Copy the rows from the start through the row containing "fruit-ans2: =（ ） (393, 587, 511, 619)", replacing "pear-icon" with "pear-symbol" and leaving everything else unchanged.

__Task material__
----

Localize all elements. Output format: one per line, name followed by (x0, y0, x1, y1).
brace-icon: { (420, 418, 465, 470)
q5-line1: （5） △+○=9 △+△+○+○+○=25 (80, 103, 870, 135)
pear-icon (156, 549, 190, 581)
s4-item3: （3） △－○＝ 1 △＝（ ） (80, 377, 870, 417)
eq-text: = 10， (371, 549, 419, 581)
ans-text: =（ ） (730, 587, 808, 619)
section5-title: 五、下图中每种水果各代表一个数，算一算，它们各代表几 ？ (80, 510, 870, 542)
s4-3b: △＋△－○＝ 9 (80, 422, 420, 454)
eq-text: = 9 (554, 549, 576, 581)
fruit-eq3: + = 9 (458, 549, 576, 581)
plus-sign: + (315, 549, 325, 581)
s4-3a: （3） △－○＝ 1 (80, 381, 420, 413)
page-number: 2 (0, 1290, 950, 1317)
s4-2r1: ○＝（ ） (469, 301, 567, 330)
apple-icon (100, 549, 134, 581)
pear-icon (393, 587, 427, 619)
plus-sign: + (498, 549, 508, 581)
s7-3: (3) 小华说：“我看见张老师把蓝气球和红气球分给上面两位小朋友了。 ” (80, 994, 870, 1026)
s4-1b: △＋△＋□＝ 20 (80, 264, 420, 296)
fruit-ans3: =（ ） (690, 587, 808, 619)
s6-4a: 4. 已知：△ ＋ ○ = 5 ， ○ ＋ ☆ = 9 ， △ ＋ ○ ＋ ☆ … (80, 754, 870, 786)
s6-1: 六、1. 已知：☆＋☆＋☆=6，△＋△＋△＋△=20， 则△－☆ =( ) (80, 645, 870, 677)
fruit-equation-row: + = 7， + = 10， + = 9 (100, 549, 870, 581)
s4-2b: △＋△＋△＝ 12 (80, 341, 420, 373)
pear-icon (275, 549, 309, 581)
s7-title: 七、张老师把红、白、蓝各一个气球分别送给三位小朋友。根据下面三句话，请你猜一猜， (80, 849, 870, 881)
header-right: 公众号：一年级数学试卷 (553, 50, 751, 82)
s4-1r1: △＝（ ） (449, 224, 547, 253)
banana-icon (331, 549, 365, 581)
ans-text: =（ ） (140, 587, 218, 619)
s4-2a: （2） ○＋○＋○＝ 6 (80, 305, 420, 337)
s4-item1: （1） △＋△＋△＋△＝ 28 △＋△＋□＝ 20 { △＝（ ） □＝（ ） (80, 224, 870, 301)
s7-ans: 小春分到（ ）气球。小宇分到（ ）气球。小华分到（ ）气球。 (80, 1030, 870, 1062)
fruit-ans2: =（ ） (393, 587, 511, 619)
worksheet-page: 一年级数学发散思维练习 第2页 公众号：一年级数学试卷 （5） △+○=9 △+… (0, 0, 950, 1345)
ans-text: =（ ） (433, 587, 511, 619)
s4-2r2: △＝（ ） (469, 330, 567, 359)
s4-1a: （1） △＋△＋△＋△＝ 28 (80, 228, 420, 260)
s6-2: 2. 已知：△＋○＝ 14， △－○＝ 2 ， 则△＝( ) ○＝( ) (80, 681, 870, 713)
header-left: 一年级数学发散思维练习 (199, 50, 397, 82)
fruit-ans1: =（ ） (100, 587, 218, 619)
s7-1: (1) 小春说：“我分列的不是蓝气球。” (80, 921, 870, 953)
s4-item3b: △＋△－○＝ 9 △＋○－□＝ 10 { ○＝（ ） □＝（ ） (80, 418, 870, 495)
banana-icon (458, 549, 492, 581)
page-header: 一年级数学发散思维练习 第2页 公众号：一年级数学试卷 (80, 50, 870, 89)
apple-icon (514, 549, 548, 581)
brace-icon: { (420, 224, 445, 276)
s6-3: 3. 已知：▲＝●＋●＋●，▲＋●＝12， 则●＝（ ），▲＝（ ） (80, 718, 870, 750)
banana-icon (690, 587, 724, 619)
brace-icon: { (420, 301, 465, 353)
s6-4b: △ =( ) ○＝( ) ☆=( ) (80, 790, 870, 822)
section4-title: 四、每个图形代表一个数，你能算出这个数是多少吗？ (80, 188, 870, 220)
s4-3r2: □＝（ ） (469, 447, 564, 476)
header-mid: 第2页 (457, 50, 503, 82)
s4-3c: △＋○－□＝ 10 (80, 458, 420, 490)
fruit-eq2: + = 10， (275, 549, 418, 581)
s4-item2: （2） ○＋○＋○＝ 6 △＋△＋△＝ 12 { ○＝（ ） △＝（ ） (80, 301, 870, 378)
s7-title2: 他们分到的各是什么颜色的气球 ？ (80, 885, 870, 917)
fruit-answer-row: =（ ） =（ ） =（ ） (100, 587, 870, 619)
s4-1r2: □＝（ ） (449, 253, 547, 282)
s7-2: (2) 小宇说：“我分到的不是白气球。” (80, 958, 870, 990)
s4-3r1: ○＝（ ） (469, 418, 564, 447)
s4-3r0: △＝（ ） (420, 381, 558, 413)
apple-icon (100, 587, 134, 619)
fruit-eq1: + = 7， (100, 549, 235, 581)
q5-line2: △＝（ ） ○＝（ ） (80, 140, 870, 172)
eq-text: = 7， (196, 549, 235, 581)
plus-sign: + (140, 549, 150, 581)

----

__Result of the task__
Localize all elements. Output format: one per line, name followed by (x0, y0, x1, y1).
brace-icon: { (420, 418, 465, 470)
q5-line1: （5） △+○=9 △+△+○+○+○=25 (80, 103, 870, 135)
pear-symbol (156, 549, 190, 581)
s4-item3: （3） △－○＝ 1 △＝（ ） (80, 377, 870, 417)
eq-text: = 10， (371, 549, 419, 581)
ans-text: =（ ） (730, 587, 808, 619)
section5-title: 五、下图中每种水果各代表一个数，算一算，它们各代表几 ？ (80, 510, 870, 542)
s4-3b: △＋△－○＝ 9 (80, 422, 420, 454)
eq-text: = 9 (554, 549, 576, 581)
fruit-eq3: + = 9 (458, 549, 576, 581)
plus-sign: + (315, 549, 325, 581)
s4-3a: （3） △－○＝ 1 (80, 381, 420, 413)
page-number: 2 (0, 1290, 950, 1317)
s4-2r1: ○＝（ ） (469, 301, 567, 330)
apple-icon (100, 549, 134, 581)
pear-symbol (393, 587, 427, 619)
plus-sign: + (498, 549, 508, 581)
s7-3: (3) 小华说：“我看见张老师把蓝气球和红气球分给上面两位小朋友了。 ” (80, 994, 870, 1026)
s4-1b: △＋△＋□＝ 20 (80, 264, 420, 296)
fruit-ans3: =（ ） (690, 587, 808, 619)
s6-4a: 4. 已知：△ ＋ ○ = 5 ， ○ ＋ ☆ = 9 ， △ ＋ ○ ＋ ☆ … (80, 754, 870, 786)
s6-1: 六、1. 已知：☆＋☆＋☆=6，△＋△＋△＋△=20， 则△－☆ =( ) (80, 645, 870, 677)
fruit-equation-row: + = 7， + = 10， + = 9 (100, 549, 870, 581)
s4-2b: △＋△＋△＝ 12 (80, 341, 420, 373)
pear-symbol (275, 549, 309, 581)
s7-title: 七、张老师把红、白、蓝各一个气球分别送给三位小朋友。根据下面三句话，请你猜一猜， (80, 849, 870, 881)
header-right: 公众号：一年级数学试卷 (553, 50, 751, 82)
s4-1r1: △＝（ ） (449, 224, 547, 253)
banana-icon (331, 549, 365, 581)
ans-text: =（ ） (140, 587, 218, 619)
s4-2a: （2） ○＋○＋○＝ 6 (80, 305, 420, 337)
s4-item1: （1） △＋△＋△＋△＝ 28 △＋△＋□＝ 20 { △＝（ ） □＝（ ） (80, 224, 870, 301)
s7-ans: 小春分到（ ）气球。小宇分到（ ）气球。小华分到（ ）气球。 (80, 1030, 870, 1062)
fruit-ans2: =（ ） (393, 587, 511, 619)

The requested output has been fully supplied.